* [Task goal] Look through the data and write out every line with the word "μεγάλες" in it.

[Collected data]
*-*-*
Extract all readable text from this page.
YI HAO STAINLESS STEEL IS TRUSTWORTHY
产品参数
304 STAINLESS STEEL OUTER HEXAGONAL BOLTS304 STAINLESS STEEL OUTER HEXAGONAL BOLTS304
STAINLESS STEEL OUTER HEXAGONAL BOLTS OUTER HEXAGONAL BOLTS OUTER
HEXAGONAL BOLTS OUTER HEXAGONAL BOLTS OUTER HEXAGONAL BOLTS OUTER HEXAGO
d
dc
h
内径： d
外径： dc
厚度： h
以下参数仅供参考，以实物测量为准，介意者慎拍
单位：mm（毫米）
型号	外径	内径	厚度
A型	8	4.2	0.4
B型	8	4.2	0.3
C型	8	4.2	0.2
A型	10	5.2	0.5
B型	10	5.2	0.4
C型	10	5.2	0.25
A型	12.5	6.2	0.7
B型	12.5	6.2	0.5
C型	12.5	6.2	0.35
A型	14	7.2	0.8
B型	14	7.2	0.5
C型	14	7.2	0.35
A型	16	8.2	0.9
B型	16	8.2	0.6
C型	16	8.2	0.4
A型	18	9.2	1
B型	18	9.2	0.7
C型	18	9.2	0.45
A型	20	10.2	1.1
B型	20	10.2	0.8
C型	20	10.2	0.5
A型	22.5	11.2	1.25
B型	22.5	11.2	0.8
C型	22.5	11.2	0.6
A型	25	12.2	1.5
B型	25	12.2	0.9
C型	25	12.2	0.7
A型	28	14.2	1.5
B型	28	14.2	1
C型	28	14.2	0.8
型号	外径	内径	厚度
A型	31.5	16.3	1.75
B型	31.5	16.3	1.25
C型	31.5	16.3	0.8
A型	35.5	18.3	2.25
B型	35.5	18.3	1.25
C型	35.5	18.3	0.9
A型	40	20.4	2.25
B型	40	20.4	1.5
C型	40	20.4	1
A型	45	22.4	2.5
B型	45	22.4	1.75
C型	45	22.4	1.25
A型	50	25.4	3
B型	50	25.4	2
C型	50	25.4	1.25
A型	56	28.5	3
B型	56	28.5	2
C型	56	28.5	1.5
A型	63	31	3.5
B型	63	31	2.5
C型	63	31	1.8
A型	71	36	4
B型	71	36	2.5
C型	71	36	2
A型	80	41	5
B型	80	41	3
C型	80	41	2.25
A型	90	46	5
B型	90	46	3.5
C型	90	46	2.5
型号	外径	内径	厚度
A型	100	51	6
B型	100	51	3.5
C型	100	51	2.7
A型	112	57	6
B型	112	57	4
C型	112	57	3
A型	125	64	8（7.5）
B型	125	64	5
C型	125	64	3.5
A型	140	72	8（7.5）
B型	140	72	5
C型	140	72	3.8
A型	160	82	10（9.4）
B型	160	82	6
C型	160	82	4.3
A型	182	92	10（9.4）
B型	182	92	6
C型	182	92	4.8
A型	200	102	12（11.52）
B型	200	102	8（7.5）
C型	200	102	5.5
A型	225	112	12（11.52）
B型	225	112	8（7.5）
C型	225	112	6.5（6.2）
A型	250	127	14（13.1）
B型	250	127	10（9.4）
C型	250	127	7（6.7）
*-*-*
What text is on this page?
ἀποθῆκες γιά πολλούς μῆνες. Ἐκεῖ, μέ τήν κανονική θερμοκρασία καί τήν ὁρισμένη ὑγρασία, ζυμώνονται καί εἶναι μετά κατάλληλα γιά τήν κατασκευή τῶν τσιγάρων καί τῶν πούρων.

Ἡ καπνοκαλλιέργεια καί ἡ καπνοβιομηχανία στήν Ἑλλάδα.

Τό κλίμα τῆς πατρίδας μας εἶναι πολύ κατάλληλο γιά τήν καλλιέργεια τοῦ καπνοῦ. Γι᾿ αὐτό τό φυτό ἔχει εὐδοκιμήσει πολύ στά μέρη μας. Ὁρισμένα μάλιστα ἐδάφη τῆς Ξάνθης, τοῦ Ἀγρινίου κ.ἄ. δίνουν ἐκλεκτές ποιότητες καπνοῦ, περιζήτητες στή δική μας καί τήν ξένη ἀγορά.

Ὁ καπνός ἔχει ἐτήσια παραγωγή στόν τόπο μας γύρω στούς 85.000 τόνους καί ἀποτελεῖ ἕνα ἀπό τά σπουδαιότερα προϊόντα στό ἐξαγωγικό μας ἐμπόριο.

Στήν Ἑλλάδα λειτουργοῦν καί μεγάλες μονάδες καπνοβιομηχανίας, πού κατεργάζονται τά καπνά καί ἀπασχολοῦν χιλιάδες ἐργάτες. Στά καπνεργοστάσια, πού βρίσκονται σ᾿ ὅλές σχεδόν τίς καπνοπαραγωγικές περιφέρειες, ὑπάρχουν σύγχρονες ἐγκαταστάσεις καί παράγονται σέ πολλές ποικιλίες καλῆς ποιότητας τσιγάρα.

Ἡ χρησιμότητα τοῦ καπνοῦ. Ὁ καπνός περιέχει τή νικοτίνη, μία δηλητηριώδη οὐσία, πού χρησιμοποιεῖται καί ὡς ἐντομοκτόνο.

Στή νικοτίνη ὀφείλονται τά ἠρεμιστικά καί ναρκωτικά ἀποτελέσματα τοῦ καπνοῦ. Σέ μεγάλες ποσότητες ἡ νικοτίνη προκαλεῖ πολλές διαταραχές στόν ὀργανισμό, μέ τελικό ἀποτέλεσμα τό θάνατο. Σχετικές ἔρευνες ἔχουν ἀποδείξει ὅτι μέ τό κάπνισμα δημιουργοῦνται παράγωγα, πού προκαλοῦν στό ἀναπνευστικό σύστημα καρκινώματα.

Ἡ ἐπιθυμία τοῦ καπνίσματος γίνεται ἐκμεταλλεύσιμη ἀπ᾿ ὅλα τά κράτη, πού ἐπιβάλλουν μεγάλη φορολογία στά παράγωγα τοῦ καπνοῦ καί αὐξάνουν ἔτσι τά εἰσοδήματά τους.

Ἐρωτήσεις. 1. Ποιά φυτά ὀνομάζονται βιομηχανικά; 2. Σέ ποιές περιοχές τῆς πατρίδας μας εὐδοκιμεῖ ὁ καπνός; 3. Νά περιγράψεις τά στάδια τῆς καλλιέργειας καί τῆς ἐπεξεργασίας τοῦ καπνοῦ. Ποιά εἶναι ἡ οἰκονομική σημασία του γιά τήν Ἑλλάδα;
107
*-*-*
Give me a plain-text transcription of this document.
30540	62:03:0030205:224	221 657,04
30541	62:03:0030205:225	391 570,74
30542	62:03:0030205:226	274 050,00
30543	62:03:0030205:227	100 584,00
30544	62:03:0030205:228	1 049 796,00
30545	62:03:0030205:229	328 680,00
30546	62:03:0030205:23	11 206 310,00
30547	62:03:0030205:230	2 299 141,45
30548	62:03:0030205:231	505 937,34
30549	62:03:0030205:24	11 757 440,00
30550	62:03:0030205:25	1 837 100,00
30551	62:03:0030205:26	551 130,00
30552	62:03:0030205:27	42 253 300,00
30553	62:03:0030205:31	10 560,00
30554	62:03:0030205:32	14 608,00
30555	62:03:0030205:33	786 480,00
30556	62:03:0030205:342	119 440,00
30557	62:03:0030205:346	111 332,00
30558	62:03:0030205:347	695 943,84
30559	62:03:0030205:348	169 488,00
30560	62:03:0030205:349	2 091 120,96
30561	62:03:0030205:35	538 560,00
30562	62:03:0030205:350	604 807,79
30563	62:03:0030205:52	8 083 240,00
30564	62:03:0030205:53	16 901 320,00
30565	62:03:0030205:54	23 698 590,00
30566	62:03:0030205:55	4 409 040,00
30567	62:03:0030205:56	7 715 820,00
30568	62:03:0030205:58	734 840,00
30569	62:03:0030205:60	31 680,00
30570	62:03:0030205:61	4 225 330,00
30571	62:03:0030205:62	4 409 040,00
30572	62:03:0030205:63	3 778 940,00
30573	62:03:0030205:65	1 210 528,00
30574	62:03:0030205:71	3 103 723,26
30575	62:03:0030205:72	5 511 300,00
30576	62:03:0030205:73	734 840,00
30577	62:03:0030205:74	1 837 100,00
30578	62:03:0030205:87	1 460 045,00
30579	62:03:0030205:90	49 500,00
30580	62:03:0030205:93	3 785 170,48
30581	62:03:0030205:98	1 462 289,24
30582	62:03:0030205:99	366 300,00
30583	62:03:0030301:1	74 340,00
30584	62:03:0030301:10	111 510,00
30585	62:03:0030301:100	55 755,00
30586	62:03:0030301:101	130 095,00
*-*-*
* [Answer in full]
Στήν Ἑλλάδα λειτουργοῦν καί μεγάλες μονάδες καπνοβιομηχανίας, πού κατεργάζονται τά καπνά καί ἀπασχολοῦν χιλιάδες ἐργάτες. Στά καπνεργοστάσια, πού βρίσκονται σ᾿ ὅλές σχεδόν τίς καπνοπαραγωγικές περιφέρειες, ὑπάρχουν σύγχρονες ἐγκαταστάσεις καί παράγονται σέ πολλές ποικιλίες καλῆς ποιότητας τσιγάρα.
Στή νικοτίνη ὀφείλονται τά ἠρεμιστικά καί ναρκωτικά ἀποτελέσματα τοῦ καπνοῦ. Σέ μεγάλες ποσότητες ἡ νικοτίνη προκαλεῖ πολλές διαταραχές στόν ὀργανισμό, μέ τελικό ἀποτέλεσμα τό θάνατο. Σχετικές ἔρευνες ἔχουν ἀποδείξει ὅτι μέ τό κάπνισμα δημιουργοῦνται παράγωγα, πού προκαλοῦν στό ἀναπνευστικό σύστημα καρκινώματα.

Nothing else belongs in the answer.